### Provided records
= Beginning of Section =

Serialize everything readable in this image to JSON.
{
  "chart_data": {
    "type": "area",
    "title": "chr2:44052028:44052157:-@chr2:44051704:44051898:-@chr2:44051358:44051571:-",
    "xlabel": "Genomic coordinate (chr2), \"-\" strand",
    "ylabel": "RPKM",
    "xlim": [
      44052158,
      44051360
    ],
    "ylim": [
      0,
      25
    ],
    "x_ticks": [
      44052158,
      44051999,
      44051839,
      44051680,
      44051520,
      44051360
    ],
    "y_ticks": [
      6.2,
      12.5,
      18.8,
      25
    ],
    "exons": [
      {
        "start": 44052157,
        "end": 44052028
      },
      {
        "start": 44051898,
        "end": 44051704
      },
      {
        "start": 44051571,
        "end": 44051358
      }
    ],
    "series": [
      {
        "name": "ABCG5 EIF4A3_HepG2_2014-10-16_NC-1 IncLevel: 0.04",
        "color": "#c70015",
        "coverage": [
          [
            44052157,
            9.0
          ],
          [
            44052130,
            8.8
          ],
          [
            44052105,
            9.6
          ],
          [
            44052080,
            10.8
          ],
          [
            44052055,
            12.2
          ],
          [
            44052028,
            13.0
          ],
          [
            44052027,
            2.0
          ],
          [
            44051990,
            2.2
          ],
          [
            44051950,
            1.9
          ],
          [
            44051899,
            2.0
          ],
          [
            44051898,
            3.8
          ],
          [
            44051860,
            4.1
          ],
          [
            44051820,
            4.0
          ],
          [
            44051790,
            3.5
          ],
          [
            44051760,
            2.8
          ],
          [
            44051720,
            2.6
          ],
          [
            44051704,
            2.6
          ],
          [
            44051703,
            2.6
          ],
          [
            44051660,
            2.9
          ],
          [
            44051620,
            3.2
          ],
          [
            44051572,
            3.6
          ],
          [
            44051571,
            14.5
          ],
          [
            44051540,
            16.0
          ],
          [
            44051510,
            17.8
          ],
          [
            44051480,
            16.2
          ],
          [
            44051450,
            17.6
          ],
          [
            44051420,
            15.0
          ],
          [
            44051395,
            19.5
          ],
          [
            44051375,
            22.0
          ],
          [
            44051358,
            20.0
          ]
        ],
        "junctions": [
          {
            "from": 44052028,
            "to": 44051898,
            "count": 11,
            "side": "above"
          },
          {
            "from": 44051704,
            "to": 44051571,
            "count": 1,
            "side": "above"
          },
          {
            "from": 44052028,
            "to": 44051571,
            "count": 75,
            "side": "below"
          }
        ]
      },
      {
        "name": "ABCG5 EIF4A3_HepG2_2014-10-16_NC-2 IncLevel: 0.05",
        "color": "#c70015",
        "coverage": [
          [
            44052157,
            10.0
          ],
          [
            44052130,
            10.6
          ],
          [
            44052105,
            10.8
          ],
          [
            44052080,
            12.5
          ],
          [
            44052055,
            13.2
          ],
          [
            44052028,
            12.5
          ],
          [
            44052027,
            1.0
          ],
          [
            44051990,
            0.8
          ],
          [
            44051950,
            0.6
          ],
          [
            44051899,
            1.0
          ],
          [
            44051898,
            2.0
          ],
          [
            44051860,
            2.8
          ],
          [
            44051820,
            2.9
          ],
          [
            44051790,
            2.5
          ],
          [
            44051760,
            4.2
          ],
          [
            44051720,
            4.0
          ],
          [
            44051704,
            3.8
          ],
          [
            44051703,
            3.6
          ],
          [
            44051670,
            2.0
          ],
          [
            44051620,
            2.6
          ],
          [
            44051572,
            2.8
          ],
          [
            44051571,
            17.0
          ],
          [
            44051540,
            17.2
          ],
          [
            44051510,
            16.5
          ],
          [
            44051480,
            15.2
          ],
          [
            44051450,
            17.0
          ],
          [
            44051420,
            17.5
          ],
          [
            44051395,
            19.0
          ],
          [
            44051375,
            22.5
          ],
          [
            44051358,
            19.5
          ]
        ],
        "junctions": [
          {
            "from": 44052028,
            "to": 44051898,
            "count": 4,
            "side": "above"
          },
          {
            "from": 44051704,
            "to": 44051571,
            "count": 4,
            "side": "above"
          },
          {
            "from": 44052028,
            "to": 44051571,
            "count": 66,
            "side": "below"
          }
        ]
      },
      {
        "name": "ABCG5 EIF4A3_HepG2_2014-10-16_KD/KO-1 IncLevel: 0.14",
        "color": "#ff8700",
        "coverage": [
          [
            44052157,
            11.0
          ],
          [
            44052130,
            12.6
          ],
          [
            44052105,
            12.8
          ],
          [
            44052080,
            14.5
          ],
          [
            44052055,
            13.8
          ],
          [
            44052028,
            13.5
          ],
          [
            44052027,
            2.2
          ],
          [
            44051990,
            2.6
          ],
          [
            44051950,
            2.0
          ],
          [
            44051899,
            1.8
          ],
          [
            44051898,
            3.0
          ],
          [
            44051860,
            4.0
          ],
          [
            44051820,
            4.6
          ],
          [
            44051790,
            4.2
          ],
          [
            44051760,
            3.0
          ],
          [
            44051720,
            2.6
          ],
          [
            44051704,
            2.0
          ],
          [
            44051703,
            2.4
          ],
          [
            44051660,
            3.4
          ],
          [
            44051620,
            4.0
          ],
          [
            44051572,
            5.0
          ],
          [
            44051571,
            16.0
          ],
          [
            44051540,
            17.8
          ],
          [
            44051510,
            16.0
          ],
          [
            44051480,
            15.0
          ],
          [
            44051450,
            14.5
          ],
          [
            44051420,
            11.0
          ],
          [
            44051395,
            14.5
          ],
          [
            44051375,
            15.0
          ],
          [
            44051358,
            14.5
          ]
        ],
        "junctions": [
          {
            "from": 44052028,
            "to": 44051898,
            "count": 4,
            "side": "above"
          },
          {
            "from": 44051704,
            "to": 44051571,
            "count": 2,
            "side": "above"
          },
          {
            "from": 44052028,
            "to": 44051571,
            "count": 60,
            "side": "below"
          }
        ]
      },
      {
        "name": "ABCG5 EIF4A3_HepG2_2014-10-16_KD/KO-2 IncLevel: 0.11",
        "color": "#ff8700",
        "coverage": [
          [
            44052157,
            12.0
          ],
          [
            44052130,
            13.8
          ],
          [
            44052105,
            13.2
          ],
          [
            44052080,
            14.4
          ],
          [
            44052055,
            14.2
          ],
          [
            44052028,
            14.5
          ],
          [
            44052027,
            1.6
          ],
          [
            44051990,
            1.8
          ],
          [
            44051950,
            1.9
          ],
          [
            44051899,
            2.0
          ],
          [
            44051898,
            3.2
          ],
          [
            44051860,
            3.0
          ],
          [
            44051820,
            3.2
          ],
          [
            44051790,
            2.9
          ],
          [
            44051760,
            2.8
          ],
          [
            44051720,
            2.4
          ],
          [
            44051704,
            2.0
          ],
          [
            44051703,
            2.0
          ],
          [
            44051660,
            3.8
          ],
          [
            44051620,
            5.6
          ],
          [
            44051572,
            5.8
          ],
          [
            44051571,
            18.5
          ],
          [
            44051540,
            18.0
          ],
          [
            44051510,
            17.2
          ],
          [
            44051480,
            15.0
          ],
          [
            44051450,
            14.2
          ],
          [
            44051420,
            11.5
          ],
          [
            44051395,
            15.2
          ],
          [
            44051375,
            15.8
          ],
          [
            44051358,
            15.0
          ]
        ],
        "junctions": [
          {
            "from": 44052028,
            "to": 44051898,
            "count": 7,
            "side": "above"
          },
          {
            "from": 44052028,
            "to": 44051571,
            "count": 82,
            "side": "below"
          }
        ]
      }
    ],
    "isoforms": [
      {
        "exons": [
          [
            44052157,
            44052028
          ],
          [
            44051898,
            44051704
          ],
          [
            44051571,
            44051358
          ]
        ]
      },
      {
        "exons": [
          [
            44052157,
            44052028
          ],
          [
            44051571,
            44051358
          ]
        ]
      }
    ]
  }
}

= End of Section =

Word for word, the whole listing should be given again.

### Task answer
Serialize everything readable in this image to JSON.
{
  "chart_data": {
    "type": "area",
    "title": "chr2:44052028:44052157:-@chr2:44051704:44051898:-@chr2:44051358:44051571:-",
    "xlabel": "Genomic coordinate (chr2), \"-\" strand",
    "ylabel": "RPKM",
    "xlim": [
      44052158,
      44051360
    ],
    "ylim": [
      0,
      25
    ],
    "x_ticks": [
      44052158,
      44051999,
      44051839,
      44051680,
      44051520,
      44051360
    ],
    "y_ticks": [
      6.2,
      12.5,
      18.8,
      25
    ],
    "exons": [
      {
        "start": 44052157,
        "end": 44052028
      },
      {
        "start": 44051898,
        "end": 44051704
      },
      {
        "start": 44051571,
        "end": 44051358
      }
    ],
    "series": [
      {
        "name": "ABCG5 EIF4A3_HepG2_2014-10-16_NC-1 IncLevel: 0.04",
        "color": "#c70015",
        "coverage": [
          [
            44052157,
            9.0
          ],
          [
            44052130,
            8.8
          ],
          [
            44052105,
            9.6
          ],
          [
            44052080,
            10.8
          ],
          [
            44052055,
            12.2
          ],
          [
            44052028,
            13.0
          ],
          [
            44052027,
            2.0
          ],
          [
            44051990,
            2.2
          ],
          [
            44051950,
            1.9
          ],
          [
            44051899,
            2.0
          ],
          [
            44051898,
            3.8
          ],
          [
            44051860,
            4.1
          ],
          [
            44051820,
            4.0
          ],
          [
            44051790,
            3.5
          ],
          [
            44051760,
            2.8
          ],
          [
            44051720,
            2.6
          ],
          [
            44051704,
            2.6
          ],
          [
            44051703,
            2.6
          ],
          [
            44051660,
            2.9
          ],
          [
            44051620,
            3.2
          ],
          [
            44051572,
            3.6
          ],
          [
            44051571,
            14.5
          ],
          [
            44051540,
            16.0
          ],
          [
            44051510,
            17.8
          ],
          [
            44051480,
            16.2
          ],
          [
            44051450,
            17.6
          ],
          [
            44051420,
            15.0
          ],
          [
            44051395,
            19.5
          ],
          [
            44051375,
            22.0
          ],
          [
            44051358,
            20.0
          ]
        ],
        "junctions": [
          {
            "from": 44052028,
            "to": 44051898,
            "count": 11,
            "side": "above"
          },
          {
            "from": 44051704,
            "to": 44051571,
            "count": 1,
            "side": "above"
          },
          {
            "from": 44052028,
            "to": 44051571,
            "count": 75,
            "side": "below"
          }
        ]
      },
      {
        "name": "ABCG5 EIF4A3_HepG2_2014-10-16_NC-2 IncLevel: 0.05",
        "color": "#c70015",
        "coverage": [
          [
            44052157,
            10.0
          ],
          [
            44052130,
            10.6
          ],
          [
            44052105,
            10.8
          ],
          [
            44052080,
            12.5
          ],
          [
            44052055,
            13.2
          ],
          [
            44052028,
            12.5
          ],
          [
            44052027,
            1.0
          ],
          [
            44051990,
            0.8
          ],
          [
            44051950,
            0.6
          ],
          [
            44051899,
            1.0
          ],
          [
            44051898,
            2.0
          ],
          [
            44051860,
            2.8
          ],
          [
            44051820,
            2.9
          ],
          [
            44051790,
            2.5
          ],
          [
            44051760,
            4.2
          ],
          [
            44051720,
            4.0
          ],
          [
            44051704,
            3.8
          ],
          [
            44051703,
            3.6
          ],
          [
            44051670,
            2.0
          ],
          [
            44051620,
            2.6
          ],
          [
            44051572,
            2.8
          ],
          [
            44051571,
            17.0
          ],
          [
            44051540,
            17.2
          ],
          [
            44051510,
            16.5
          ],
          [
            44051480,
            15.2
          ],
          [
            44051450,
            17.0
          ],
          [
            44051420,
            17.5
          ],
          [
            44051395,
            19.0
          ],
          [
            44051375,
            22.5
          ],
          [
            44051358,
            19.5
          ]
        ],
        "junctions": [
          {
            "from": 44052028,
            "to": 44051898,
            "count": 4,
            "side": "above"
          },
          {
            "from": 44051704,
            "to": 44051571,
            "count": 4,
            "side": "above"
          },
          {
            "from": 44052028,
            "to": 44051571,
            "count": 66,
            "side": "below"
          }
        ]
      },
      {
        "name": "ABCG5 EIF4A3_HepG2_2014-10-16_KD/KO-1 IncLevel: 0.14",
        "color": "#ff8700",
        "coverage": [
          [
            44052157,
            11.0
          ],
          [
            44052130,
            12.6
          ],
          [
            44052105,
            12.8
          ],
          [
            44052080,
            14.5
          ],
          [
            44052055,
            13.8
          ],
          [
            44052028,
            13.5
          ],
          [
            44052027,
            2.2
          ],
          [
            44051990,
            2.6
          ],
          [
            44051950,
            2.0
          ],
          [
            44051899,
            1.8
          ],
          [
            44051898,
            3.0
          ],
          [
            44051860,
            4.0
          ],
          [
            44051820,
            4.6
          ],
          [
            44051790,
            4.2
          ],
          [
            44051760,
            3.0
          ],
          [
            44051720,
            2.6
          ],
          [
            44051704,
            2.0
          ],
          [
            44051703,
            2.4
          ],
          [
            44051660,
            3.4
          ],
          [
            44051620,
            4.0
          ],
          [
            44051572,
            5.0
          ],
          [
            44051571,
            16.0
          ],
          [
            44051540,
            17.8
          ],
          [
            44051510,
            16.0
          ],
          [
            44051480,
            15.0
          ],
          [
            44051450,
            14.5
          ],
          [
            44051420,
            11.0
          ],
          [
            44051395,
            14.5
          ],
          [
            44051375,
            15.0
          ],
          [
            44051358,
            14.5
          ]
        ],
        "junctions": [
          {
            "from": 44052028,
            "to": 44051898,
            "count": 4,
            "side": "above"
          },
          {
            "from": 44051704,
            "to": 44051571,
            "count": 2,
            "side": "above"
          },
          {
            "from": 44052028,
            "to": 44051571,
            "count": 60,
            "side": "below"
          }
        ]
      },
      {
        "name": "ABCG5 EIF4A3_HepG2_2014-10-16_KD/KO-2 IncLevel: 0.11",
        "color": "#ff8700",
        "coverage": [
          [
            44052157,
            12.0
          ],
          [
            44052130,
            13.8
          ],
          [
            44052105,
            13.2
          ],
          [
            44052080,
            14.4
          ],
          [
            44052055,
            14.2
          ],
          [
            44052028,
            14.5
          ],
          [
            44052027,
            1.6
          ],
          [
            44051990,
            1.8
          ],
          [
            44051950,
            1.9
          ],
          [
            44051899,
            2.0
          ],
          [
            44051898,
            3.2
          ],
          [
            44051860,
            3.0
          ],
          [
            44051820,
            3.2
          ],
          [
            44051790,
            2.9
          ],
          [
            44051760,
            2.8
          ],
          [
            44051720,
            2.4
          ],
          [
            44051704,
            2.0
          ],
          [
            44051703,
            2.0
          ],
          [
            44051660,
            3.8
          ],
          [
            44051620,
            5.6
          ],
          [
            44051572,
            5.8
          ],
          [
            44051571,
            18.5
          ],
          [
            44051540,
            18.0
          ],
          [
            44051510,
            17.2
          ],
          [
            44051480,
            15.0
          ],
          [
            44051450,
            14.2
          ],
          [
            44051420,
            11.5
          ],
          [
            44051395,
            15.2
          ],
          [
            44051375,
            15.8
          ],
          [
            44051358,
            15.0
          ]
        ],
        "junctions": [
          {
            "from": 44052028,
            "to": 44051898,
            "count": 7,
            "side": "above"
          },
          {
            "from": 44052028,
            "to": 44051571,
            "count": 82,
            "side": "below"
          }
        ]
      }
    ],
    "isoforms": [
      {
        "exons": [
          [
            44052157,
            44052028
          ],
          [
            44051898,
            44051704
          ],
          [
            44051571,
            44051358
          ]
        ]
      },
      {
        "exons": [
          [
            44052157,
            44052028
          ],
          [
            44051571,
            44051358
          ]
        ]
      }
    ]
  }
}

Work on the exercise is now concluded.